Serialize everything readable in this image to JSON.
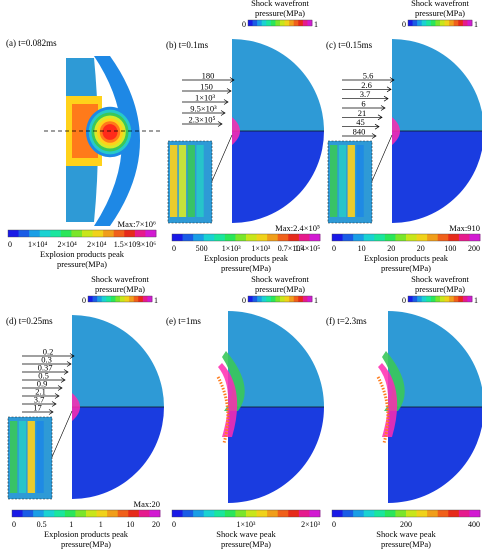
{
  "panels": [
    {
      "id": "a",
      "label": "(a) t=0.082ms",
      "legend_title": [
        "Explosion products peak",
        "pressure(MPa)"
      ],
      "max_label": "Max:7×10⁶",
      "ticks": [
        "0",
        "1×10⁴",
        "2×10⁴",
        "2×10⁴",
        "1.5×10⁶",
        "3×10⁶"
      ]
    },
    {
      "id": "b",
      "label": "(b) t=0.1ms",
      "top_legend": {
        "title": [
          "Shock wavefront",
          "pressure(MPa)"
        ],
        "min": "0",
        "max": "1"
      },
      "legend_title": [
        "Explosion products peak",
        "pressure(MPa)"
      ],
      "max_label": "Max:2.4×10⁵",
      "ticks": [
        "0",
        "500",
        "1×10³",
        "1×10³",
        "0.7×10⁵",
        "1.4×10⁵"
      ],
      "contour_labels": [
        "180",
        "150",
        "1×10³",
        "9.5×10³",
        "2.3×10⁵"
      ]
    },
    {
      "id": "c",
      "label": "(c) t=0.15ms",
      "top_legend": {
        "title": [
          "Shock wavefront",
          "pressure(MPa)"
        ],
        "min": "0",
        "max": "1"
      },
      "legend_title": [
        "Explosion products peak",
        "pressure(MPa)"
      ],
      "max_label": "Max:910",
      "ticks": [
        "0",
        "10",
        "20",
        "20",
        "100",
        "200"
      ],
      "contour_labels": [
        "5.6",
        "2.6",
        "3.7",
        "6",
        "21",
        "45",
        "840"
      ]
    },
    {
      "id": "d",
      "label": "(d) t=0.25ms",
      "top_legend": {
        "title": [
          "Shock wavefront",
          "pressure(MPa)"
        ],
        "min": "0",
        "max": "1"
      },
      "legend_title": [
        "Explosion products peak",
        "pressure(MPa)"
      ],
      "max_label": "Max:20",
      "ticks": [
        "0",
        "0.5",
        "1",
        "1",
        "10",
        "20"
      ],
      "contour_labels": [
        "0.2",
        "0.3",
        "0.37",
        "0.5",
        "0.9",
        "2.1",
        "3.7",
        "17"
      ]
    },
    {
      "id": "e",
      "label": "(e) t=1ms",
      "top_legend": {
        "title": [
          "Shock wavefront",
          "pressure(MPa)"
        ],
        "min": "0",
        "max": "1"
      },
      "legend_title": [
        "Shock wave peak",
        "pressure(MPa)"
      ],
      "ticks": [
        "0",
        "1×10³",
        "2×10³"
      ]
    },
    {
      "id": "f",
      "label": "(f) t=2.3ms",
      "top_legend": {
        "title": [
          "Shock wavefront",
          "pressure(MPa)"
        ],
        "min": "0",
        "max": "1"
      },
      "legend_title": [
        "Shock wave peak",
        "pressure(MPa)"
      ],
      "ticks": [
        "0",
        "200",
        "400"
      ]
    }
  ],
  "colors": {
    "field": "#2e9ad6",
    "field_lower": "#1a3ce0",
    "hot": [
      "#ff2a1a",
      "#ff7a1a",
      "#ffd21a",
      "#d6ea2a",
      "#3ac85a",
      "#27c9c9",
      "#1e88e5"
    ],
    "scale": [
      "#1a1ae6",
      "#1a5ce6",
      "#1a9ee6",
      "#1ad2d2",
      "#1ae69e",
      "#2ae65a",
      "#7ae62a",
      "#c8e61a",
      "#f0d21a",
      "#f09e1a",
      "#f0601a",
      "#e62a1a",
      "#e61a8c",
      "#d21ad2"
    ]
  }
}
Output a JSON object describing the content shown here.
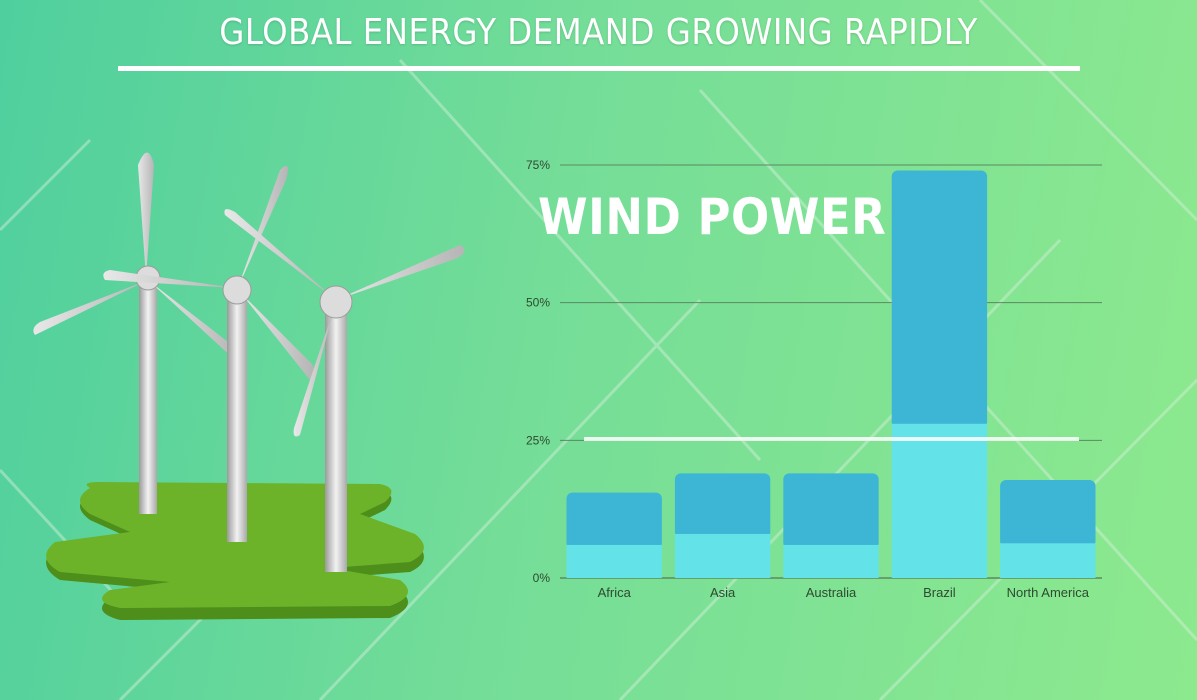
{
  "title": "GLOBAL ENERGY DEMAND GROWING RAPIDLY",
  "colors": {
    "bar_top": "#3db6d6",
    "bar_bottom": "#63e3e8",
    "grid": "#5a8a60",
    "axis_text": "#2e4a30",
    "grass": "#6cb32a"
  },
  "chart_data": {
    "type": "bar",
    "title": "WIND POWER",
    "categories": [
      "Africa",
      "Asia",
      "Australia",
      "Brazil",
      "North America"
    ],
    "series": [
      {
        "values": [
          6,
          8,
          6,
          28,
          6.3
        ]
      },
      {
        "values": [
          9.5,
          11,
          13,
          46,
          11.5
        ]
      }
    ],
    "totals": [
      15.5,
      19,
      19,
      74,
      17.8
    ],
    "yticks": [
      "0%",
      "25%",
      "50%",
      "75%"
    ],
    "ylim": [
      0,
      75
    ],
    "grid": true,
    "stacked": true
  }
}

---*---

(WHAT YOU ARE ASKED TO DO):
Reproduce every record above exactly, but leave out the pictures.

(ANSWER):
Serialize everything readable in this image to JSON.
{
  "panels": [
    {
      "id": "a",
      "label": "(a) t=0.082ms",
      "legend_title": [
        "Explosion products peak",
        "pressure(MPa)"
      ],
      "max_label": "Max:7×10⁶",
      "ticks": [
        "0",
        "1×10⁴",
        "2×10⁴",
        "2×10⁴",
        "1.5×10⁶",
        "3×10⁶"
      ]
    },
    {
      "id": "b",
      "label": "(b) t=0.1ms",
      "top_legend": {
        "title": [
          "Shock wavefront",
          "pressure(MPa)"
        ],
        "min": "0",
        "max": "1"
      },
      "legend_title": [
        "Explosion products peak",
        "pressure(MPa)"
      ],
      "max_label": "Max:2.4×10⁵",
      "ticks": [
        "0",
        "500",
        "1×10³",
        "1×10³",
        "0.7×10⁵",
        "1.4×10⁵"
      ],
      "contour_labels": [
        "180",
        "150",
        "1×10³",
        "9.5×10³",
        "2.3×10⁵"
      ]
    },
    {
      "id": "c",
      "label": "(c) t=0.15ms",
      "top_legend": {
        "title": [
          "Shock wavefront",
          "pressure(MPa)"
        ],
        "min": "0",
        "max": "1"
      },
      "legend_title": [
        "Explosion products peak",
        "pressure(MPa)"
      ],
      "max_label": "Max:910",
      "ticks": [
        "0",
        "10",
        "20",
        "20",
        "100",
        "200"
      ],
      "contour_labels": [
        "5.6",
        "2.6",
        "3.7",
        "6",
        "21",
        "45",
        "840"
      ]
    },
    {
      "id": "d",
      "label": "(d) t=0.25ms",
      "top_legend": {
        "title": [
          "Shock wavefront",
          "pressure(MPa)"
        ],
        "min": "0",
        "max": "1"
      },
      "legend_title": [
        "Explosion products peak",
        "pressure(MPa)"
      ],
      "max_label": "Max:20",
      "ticks": [
        "0",
        "0.5",
        "1",
        "1",
        "10",
        "20"
      ],
      "contour_labels": [
        "0.2",
        "0.3",
        "0.37",
        "0.5",
        "0.9",
        "2.1",
        "3.7",
        "17"
      ]
    },
    {
      "id": "e",
      "label": "(e) t=1ms",
      "top_legend": {
        "title": [
          "Shock wavefront",
          "pressure(MPa)"
        ],
        "min": "0",
        "max": "1"
      },
      "legend_title": [
        "Shock wave peak",
        "pressure(MPa)"
      ],
      "ticks": [
        "0",
        "1×10³",
        "2×10³"
      ]
    },
    {
      "id": "f",
      "label": "(f) t=2.3ms",
      "top_legend": {
        "title": [
          "Shock wavefront",
          "pressure(MPa)"
        ],
        "min": "0",
        "max": "1"
      },
      "legend_title": [
        "Shock wave peak",
        "pressure(MPa)"
      ],
      "ticks": [
        "0",
        "200",
        "400"
      ]
    }
  ],
  "colors": {
    "field": "#2e9ad6",
    "field_lower": "#1a3ce0",
    "hot": [
      "#ff2a1a",
      "#ff7a1a",
      "#ffd21a",
      "#d6ea2a",
      "#3ac85a",
      "#27c9c9",
      "#1e88e5"
    ],
    "scale": [
      "#1a1ae6",
      "#1a5ce6",
      "#1a9ee6",
      "#1ad2d2",
      "#1ae69e",
      "#2ae65a",
      "#7ae62a",
      "#c8e61a",
      "#f0d21a",
      "#f09e1a",
      "#f0601a",
      "#e62a1a",
      "#e61a8c",
      "#d21ad2"
    ]
  }
}
Output a JSON object describing the content shown here.
{
  "title": "GLOBAL ENERGY DEMAND GROWING RAPIDLY",
  "colors": {
    "bar_top": "#3db6d6",
    "bar_bottom": "#63e3e8",
    "grid": "#5a8a60",
    "axis_text": "#2e4a30",
    "grass": "#6cb32a"
  },
  "chart_data": {
    "type": "bar",
    "title": "WIND POWER",
    "categories": [
      "Africa",
      "Asia",
      "Australia",
      "Brazil",
      "North America"
    ],
    "series": [
      {
        "values": [
          6,
          8,
          6,
          28,
          6.3
        ]
      },
      {
        "values": [
          9.5,
          11,
          13,
          46,
          11.5
        ]
      }
    ],
    "totals": [
      15.5,
      19,
      19,
      74,
      17.8
    ],
    "yticks": [
      "0%",
      "25%",
      "50%",
      "75%"
    ],
    "ylim": [
      0,
      75
    ],
    "grid": true,
    "stacked": true
  }
}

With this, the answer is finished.